──────── SUPPLIED ENTRIES ────────

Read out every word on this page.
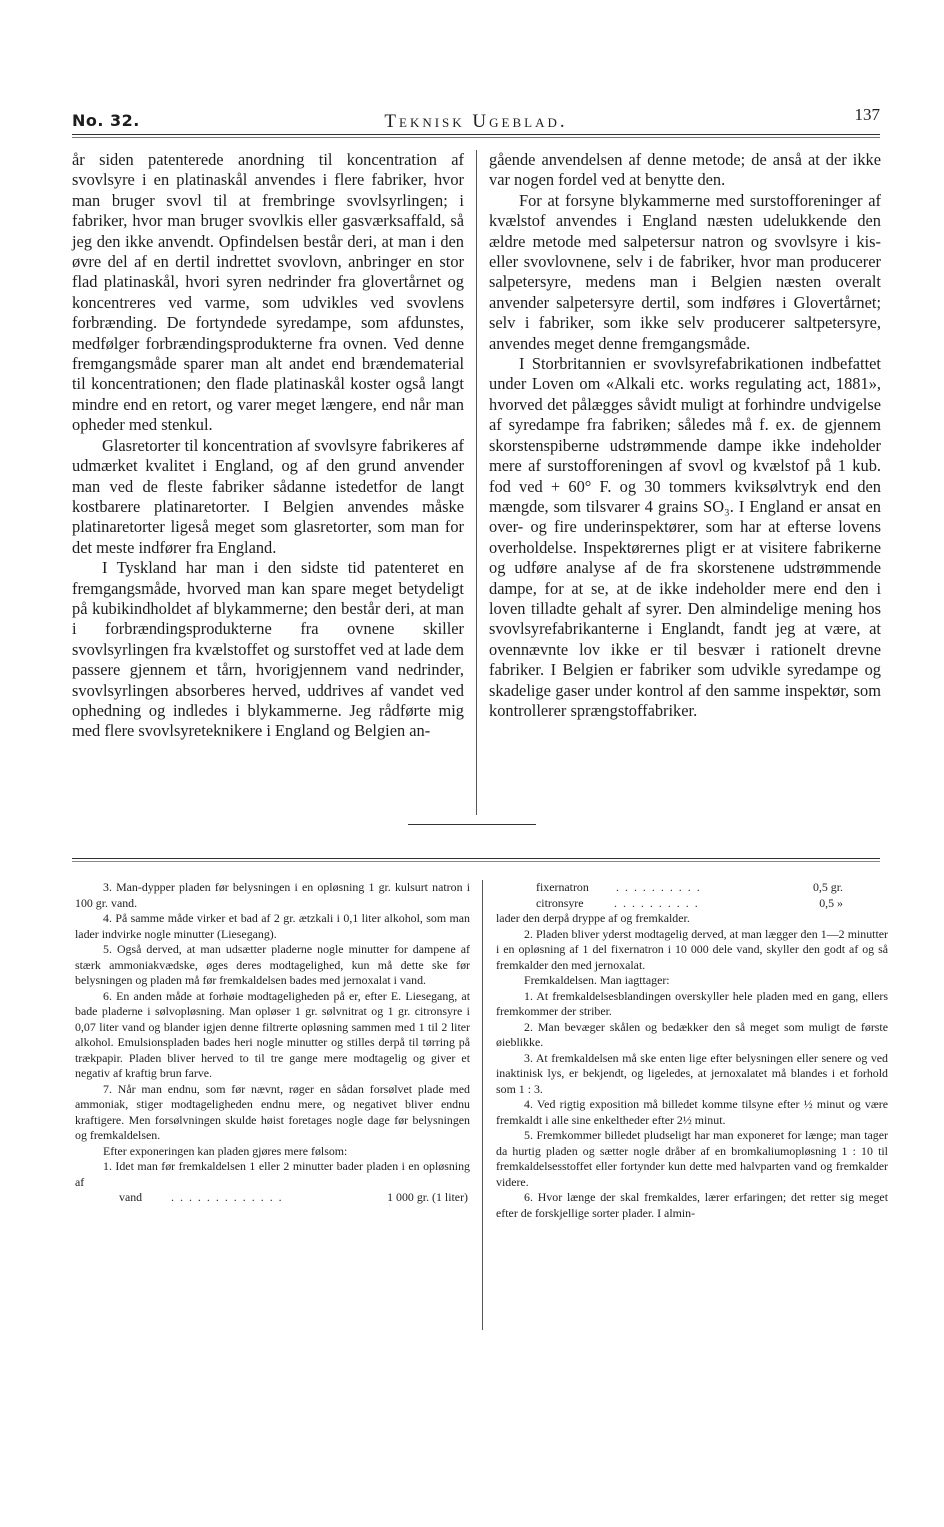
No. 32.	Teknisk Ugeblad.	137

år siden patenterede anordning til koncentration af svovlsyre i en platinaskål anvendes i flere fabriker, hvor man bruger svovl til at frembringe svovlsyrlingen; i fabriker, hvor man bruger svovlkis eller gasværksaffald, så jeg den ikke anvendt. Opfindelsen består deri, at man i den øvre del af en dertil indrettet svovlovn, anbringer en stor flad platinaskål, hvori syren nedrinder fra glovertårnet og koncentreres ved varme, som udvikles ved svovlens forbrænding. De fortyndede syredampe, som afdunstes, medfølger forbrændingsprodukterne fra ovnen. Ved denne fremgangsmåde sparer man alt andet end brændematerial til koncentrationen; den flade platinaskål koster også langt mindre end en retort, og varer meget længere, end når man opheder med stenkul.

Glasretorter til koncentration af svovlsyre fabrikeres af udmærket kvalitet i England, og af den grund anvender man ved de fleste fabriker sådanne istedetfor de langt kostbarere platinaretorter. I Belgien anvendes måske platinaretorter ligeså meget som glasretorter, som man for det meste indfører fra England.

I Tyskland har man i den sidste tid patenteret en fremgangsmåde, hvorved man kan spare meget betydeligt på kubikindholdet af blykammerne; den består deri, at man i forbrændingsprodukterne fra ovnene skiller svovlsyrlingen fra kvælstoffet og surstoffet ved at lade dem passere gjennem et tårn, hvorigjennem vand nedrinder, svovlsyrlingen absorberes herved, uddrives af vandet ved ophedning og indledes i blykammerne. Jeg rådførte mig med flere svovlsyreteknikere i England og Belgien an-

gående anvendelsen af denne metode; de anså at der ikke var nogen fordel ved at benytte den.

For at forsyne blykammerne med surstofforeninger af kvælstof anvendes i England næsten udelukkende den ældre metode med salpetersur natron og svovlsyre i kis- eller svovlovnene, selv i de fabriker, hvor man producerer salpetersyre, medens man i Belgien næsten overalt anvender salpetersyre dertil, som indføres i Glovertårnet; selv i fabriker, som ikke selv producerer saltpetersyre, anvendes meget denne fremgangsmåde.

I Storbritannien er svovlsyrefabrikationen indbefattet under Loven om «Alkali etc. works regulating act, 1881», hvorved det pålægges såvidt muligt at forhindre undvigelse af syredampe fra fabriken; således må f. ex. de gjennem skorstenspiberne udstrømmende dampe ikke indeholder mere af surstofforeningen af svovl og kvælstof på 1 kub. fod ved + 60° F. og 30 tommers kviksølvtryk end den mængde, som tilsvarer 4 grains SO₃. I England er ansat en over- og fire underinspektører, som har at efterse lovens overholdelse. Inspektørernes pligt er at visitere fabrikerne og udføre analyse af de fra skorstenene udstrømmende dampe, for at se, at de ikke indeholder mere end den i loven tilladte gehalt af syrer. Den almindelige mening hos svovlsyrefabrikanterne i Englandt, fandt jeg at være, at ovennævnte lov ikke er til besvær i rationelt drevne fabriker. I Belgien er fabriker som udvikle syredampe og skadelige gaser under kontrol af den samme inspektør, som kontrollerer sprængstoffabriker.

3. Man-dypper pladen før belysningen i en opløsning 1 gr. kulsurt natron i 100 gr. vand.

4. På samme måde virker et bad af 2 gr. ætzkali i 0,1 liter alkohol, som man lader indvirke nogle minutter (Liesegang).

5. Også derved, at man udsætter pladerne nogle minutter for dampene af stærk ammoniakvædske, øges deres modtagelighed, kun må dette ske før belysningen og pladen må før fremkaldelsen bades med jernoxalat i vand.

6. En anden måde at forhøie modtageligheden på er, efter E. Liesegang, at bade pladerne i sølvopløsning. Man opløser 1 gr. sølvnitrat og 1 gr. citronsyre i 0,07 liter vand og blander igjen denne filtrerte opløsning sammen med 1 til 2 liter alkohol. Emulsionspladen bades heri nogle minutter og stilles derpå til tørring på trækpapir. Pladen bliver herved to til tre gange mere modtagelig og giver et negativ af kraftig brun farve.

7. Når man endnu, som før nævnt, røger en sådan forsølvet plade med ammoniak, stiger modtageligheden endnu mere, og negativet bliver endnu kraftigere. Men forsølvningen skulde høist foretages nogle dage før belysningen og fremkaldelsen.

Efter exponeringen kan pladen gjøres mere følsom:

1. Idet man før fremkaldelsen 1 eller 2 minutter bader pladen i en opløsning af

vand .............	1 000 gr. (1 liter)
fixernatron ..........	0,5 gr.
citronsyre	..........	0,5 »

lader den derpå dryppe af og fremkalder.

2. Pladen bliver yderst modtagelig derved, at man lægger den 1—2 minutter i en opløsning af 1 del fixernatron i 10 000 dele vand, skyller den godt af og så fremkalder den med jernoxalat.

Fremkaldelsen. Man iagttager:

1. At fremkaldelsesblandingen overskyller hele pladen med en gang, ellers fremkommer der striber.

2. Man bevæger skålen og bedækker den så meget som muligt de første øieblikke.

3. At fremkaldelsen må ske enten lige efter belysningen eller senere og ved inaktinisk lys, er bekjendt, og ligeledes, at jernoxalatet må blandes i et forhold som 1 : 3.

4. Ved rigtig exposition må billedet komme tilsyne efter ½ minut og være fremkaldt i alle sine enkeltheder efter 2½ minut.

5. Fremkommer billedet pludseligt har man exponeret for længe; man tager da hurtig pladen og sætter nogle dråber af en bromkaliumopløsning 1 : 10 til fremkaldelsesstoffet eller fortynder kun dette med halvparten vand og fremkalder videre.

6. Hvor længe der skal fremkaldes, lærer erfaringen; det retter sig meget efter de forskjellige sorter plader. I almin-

────────
──────── SUPPLIED ENTRIES ────────

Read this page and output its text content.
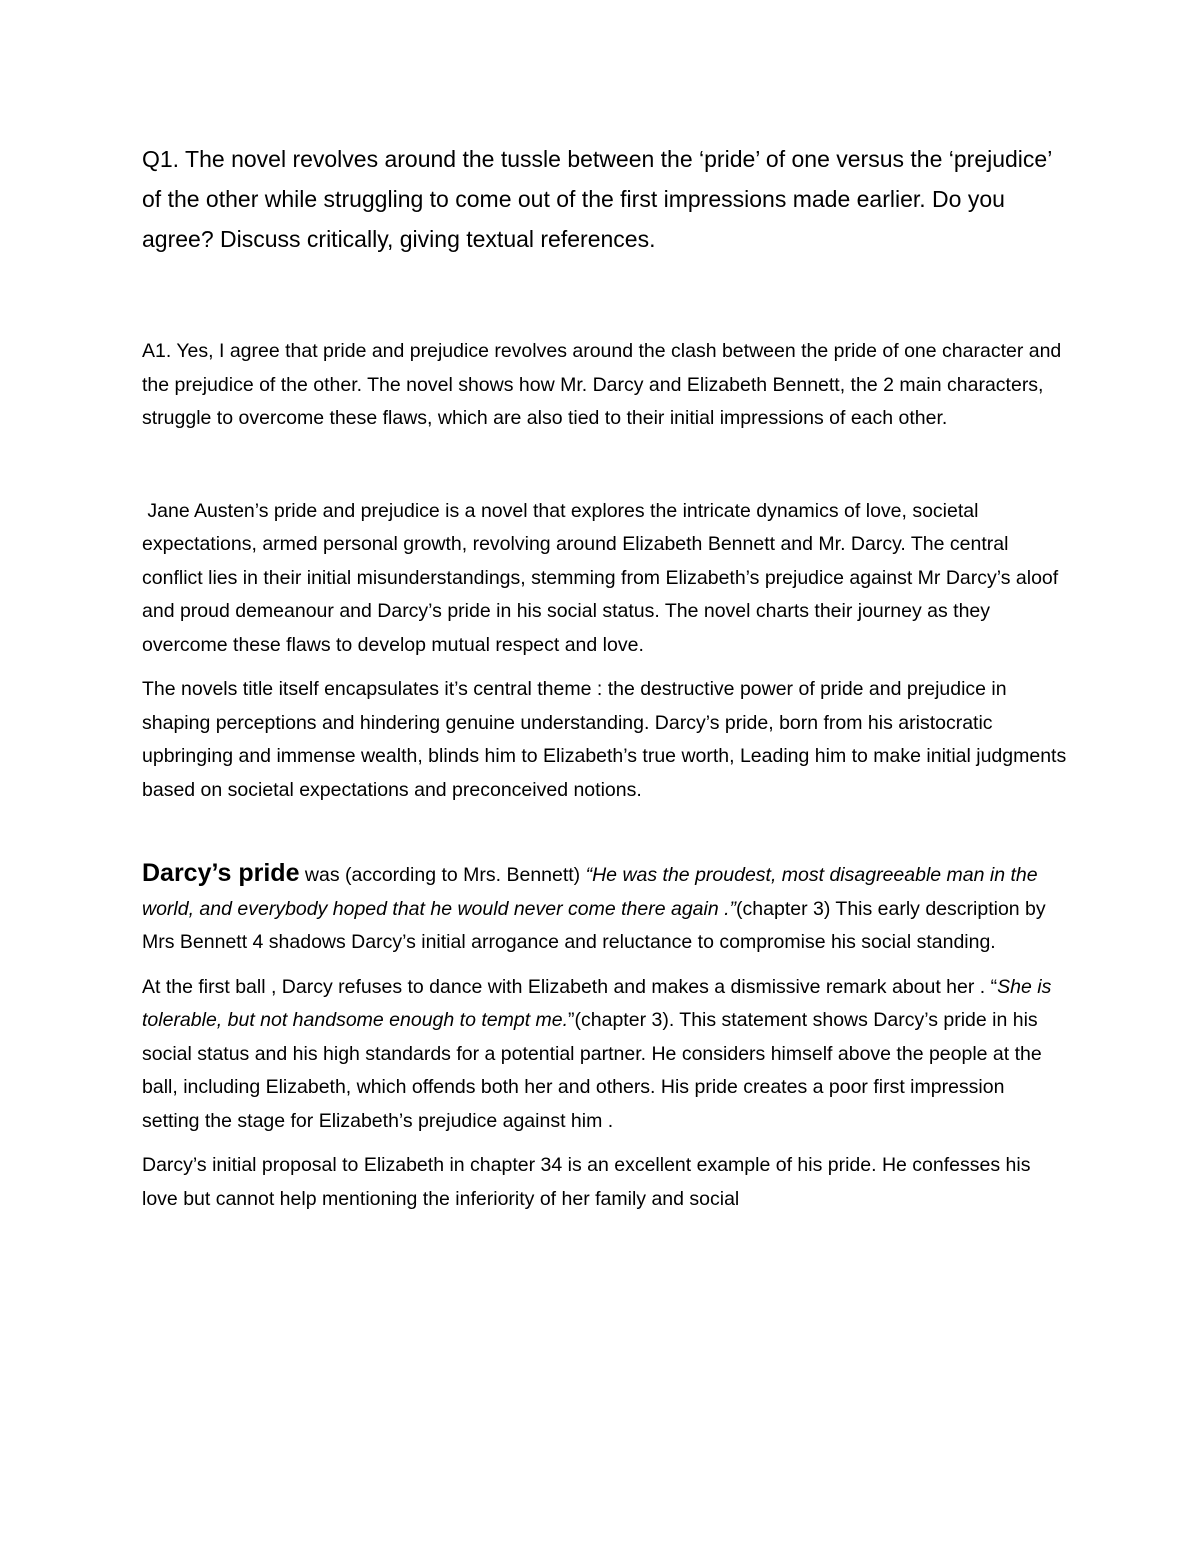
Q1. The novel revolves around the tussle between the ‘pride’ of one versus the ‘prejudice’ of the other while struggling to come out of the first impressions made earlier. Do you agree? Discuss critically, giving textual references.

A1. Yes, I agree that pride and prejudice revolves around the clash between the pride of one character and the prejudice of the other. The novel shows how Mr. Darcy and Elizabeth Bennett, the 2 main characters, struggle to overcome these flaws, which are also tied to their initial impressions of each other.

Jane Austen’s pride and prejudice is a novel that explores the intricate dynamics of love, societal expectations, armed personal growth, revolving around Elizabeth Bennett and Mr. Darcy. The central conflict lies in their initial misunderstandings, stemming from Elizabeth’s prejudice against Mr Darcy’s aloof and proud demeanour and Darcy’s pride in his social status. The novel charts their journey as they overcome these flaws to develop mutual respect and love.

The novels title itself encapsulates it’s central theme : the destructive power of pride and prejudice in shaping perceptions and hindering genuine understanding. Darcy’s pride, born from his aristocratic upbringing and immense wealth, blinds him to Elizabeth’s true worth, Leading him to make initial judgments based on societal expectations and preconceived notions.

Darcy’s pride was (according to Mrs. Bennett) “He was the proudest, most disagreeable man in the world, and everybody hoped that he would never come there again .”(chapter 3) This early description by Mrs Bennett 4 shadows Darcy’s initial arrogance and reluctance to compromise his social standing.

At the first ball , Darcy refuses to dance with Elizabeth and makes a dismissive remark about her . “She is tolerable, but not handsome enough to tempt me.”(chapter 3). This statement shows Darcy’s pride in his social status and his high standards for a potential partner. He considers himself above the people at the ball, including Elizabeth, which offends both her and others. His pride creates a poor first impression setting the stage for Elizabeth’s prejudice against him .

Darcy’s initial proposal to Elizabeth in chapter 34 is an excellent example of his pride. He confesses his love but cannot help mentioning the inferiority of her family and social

────────

*STATED GOAL*
Looking at the records above, say how many lines hold the string "page". Write nothing but the number.

*RESPONSE*
2